▸ Request:
Find each line that has the string "text" and give the total, with nothing else.

━━━━━━━━━━━━━━━━━━━━

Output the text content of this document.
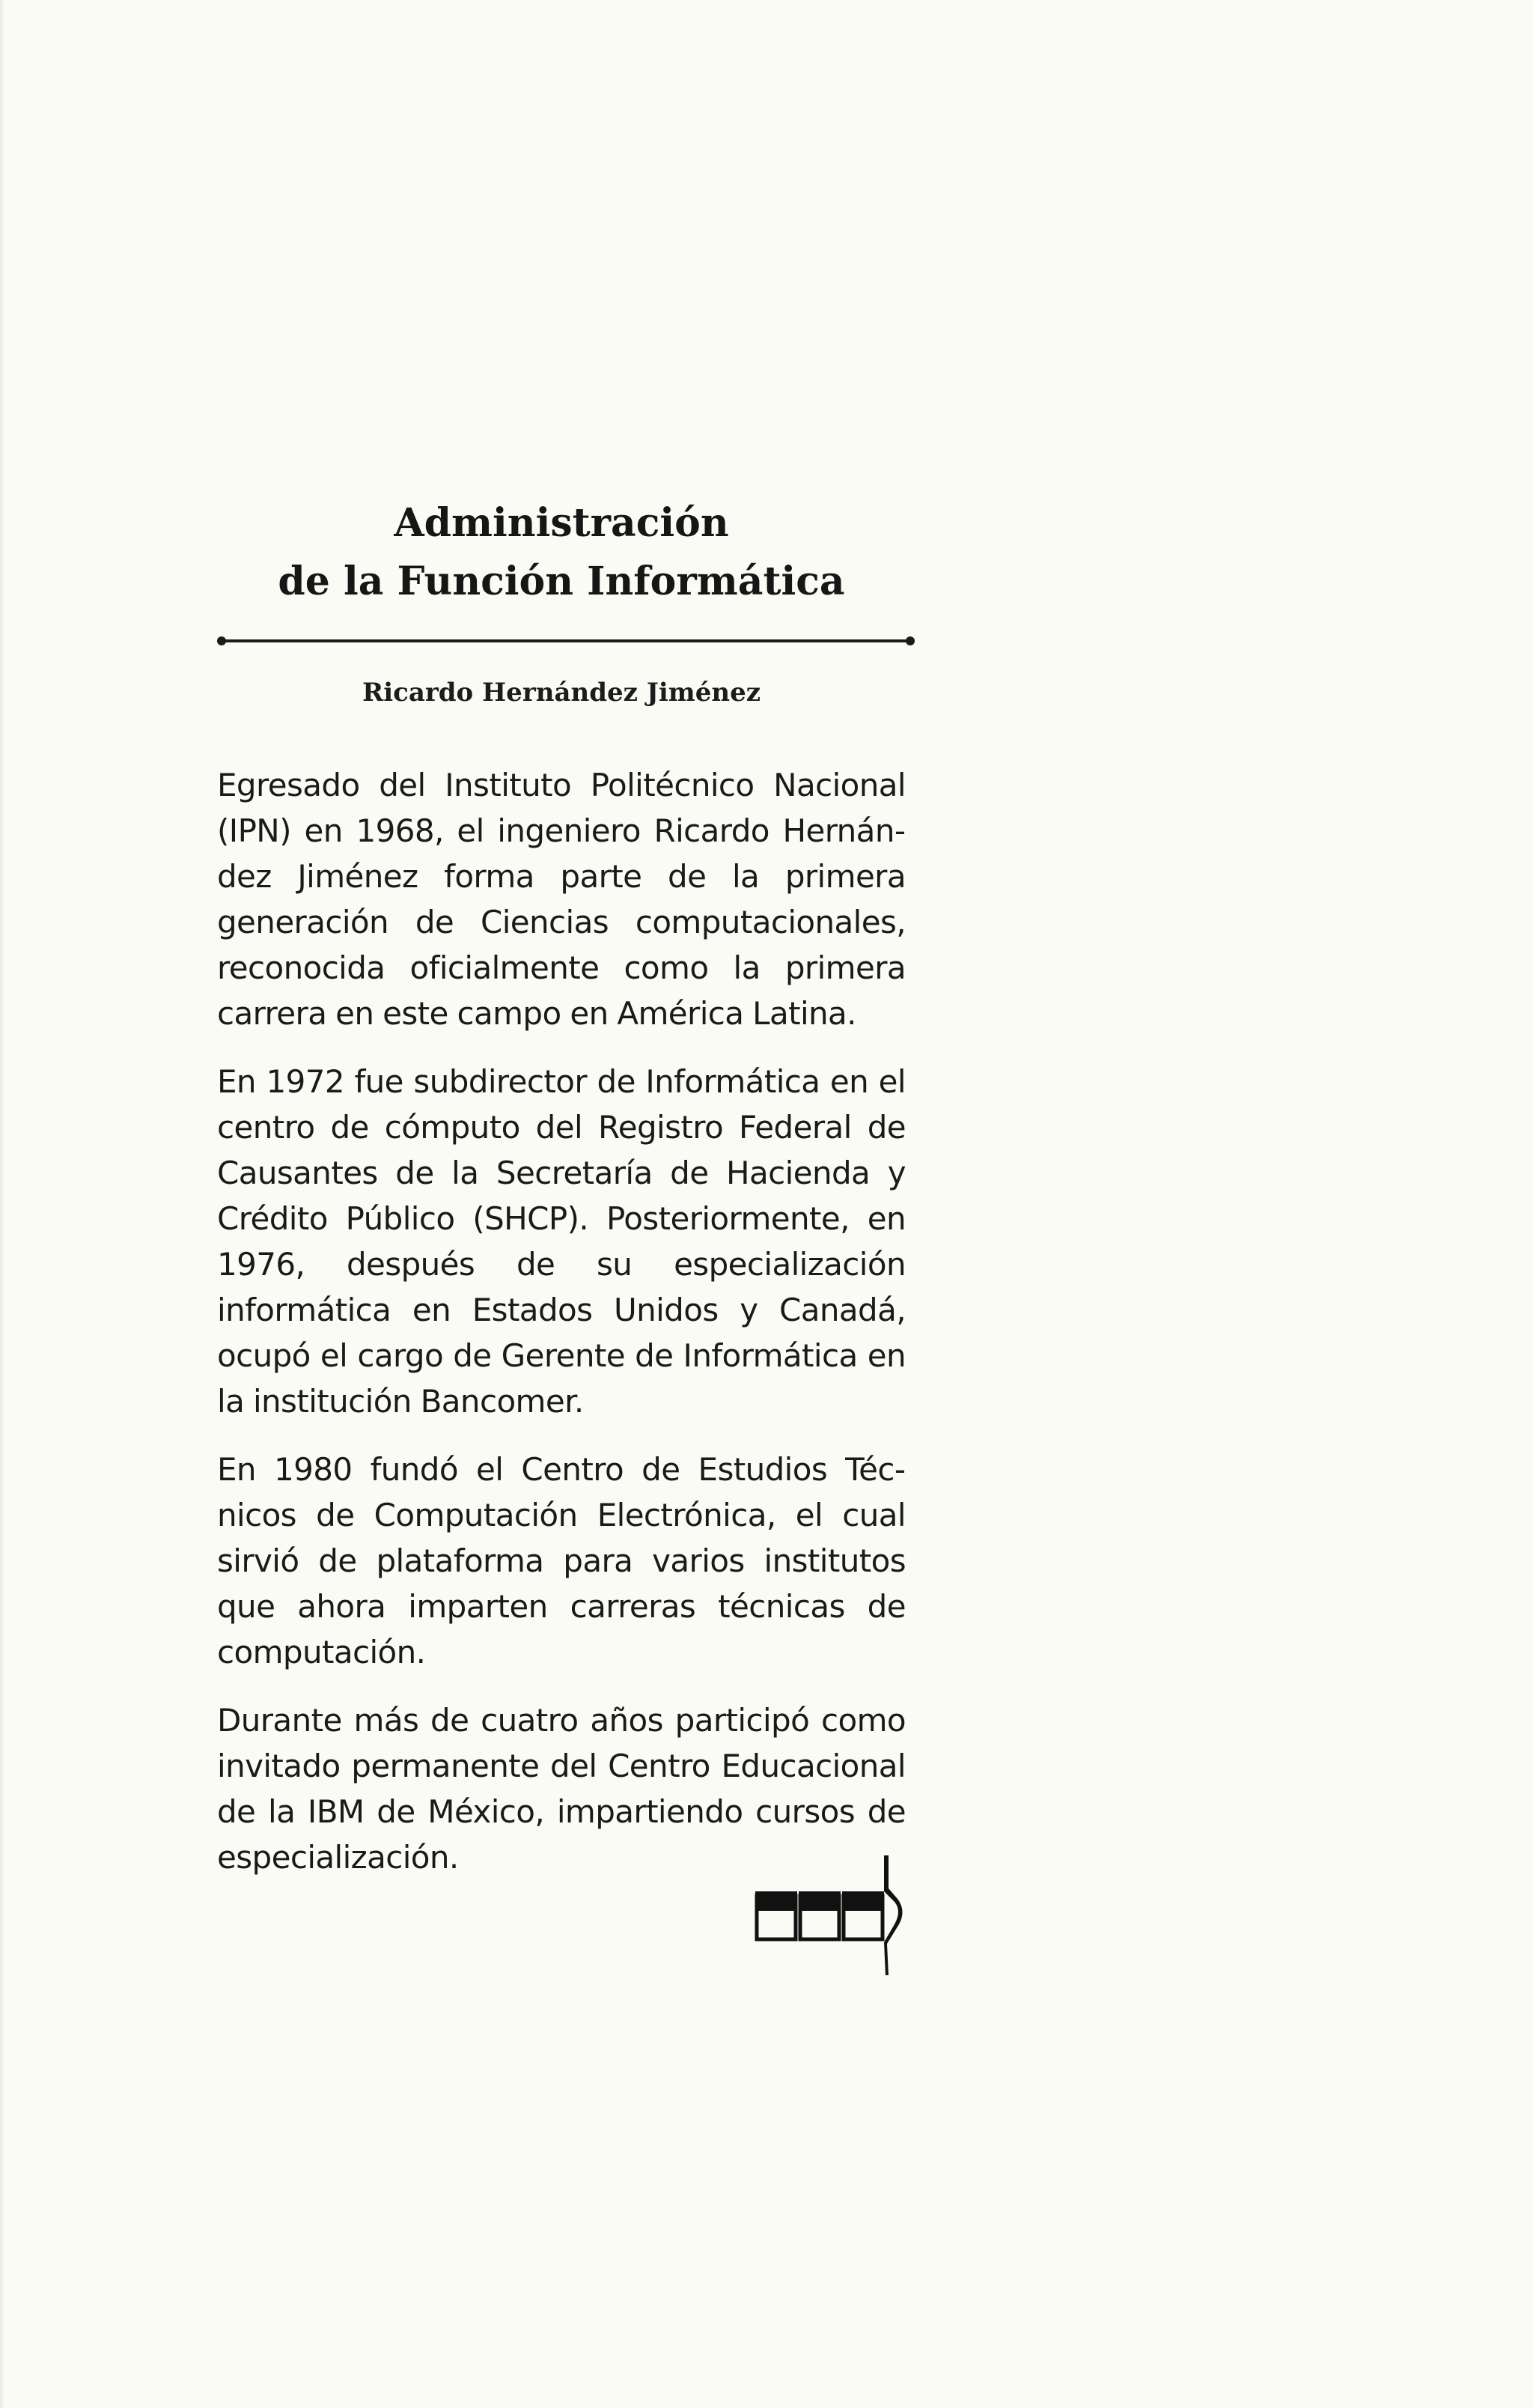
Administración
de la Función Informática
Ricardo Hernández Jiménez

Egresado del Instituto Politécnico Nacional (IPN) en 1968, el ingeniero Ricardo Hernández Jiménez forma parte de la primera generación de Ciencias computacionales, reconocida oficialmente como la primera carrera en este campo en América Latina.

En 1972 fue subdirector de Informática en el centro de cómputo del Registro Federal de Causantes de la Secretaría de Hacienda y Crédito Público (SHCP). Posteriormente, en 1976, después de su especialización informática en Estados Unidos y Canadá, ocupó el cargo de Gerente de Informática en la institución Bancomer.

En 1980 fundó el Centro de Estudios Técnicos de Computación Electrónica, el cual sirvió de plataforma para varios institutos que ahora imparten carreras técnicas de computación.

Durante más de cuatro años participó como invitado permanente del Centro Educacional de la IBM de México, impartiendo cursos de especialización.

━━━━━━━━━━━━━━━━━━━━

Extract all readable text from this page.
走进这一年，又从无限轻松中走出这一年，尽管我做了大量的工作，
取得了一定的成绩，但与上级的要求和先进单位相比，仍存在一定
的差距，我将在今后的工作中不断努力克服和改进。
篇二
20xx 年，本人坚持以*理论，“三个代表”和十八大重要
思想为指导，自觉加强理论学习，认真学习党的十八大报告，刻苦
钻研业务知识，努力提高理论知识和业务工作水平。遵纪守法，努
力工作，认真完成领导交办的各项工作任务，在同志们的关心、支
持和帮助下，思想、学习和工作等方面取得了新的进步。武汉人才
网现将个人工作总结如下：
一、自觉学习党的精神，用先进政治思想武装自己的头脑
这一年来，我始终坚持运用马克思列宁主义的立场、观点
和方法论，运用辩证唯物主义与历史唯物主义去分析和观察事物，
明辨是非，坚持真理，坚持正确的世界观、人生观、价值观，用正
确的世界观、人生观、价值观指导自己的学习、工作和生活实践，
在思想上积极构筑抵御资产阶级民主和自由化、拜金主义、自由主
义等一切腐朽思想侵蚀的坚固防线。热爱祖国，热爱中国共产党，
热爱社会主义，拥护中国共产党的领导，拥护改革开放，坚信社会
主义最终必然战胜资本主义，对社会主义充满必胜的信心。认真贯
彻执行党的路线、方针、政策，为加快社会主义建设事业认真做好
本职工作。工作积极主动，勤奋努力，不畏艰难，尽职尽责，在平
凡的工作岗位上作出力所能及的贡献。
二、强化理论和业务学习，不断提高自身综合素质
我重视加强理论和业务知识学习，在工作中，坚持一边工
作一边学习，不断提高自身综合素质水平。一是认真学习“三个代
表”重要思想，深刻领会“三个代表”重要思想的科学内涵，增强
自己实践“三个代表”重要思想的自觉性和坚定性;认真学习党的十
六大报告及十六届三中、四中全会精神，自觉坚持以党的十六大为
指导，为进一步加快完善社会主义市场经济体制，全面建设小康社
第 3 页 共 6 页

━━━━━━━━━━━━━━━━━━━━

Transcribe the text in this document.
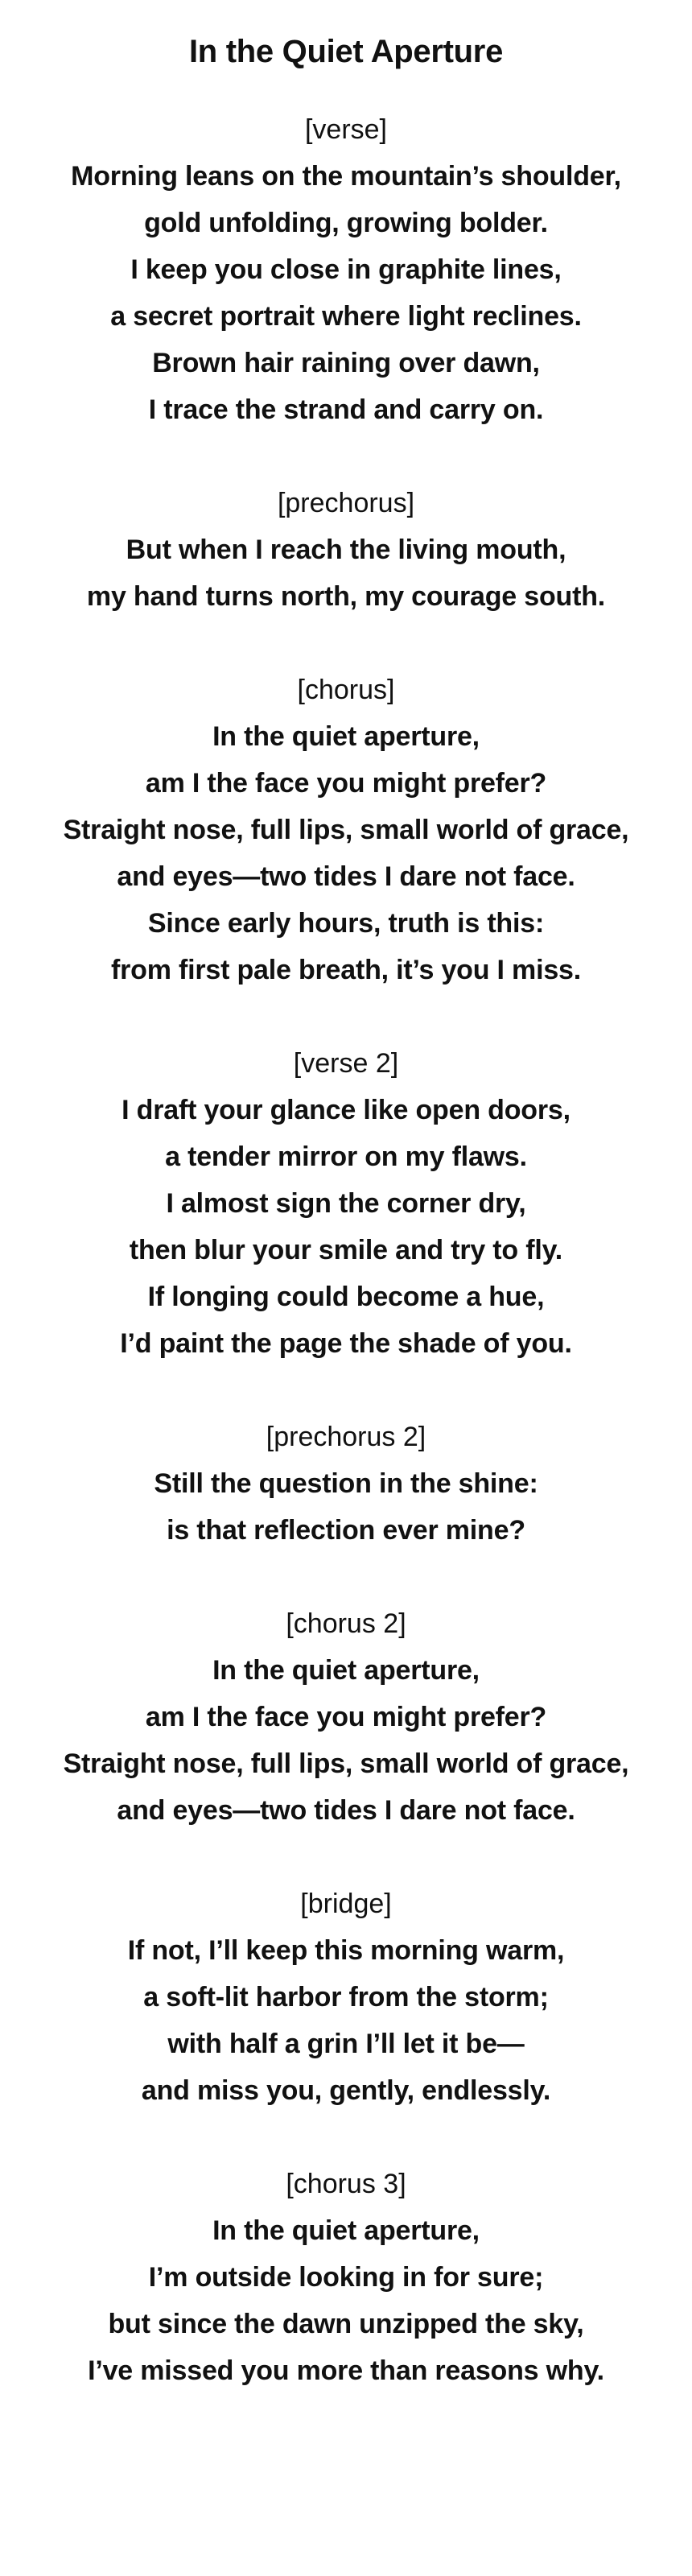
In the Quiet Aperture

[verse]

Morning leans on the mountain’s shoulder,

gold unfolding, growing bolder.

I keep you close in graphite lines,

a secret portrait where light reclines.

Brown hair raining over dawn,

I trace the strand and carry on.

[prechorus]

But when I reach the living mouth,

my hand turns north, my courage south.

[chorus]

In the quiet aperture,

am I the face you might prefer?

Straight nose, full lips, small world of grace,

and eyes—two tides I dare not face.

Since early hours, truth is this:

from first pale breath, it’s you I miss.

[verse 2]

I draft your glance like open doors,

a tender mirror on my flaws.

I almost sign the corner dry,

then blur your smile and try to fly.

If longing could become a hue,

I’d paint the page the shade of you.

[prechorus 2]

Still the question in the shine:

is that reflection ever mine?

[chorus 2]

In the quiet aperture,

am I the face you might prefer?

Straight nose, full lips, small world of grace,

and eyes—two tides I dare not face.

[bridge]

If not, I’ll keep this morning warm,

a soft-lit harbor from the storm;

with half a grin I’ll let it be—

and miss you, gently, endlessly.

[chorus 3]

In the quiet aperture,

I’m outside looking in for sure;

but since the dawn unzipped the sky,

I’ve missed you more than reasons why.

━━━━━━━━━━━━━━━━━━━━

▸ Result of this task:
3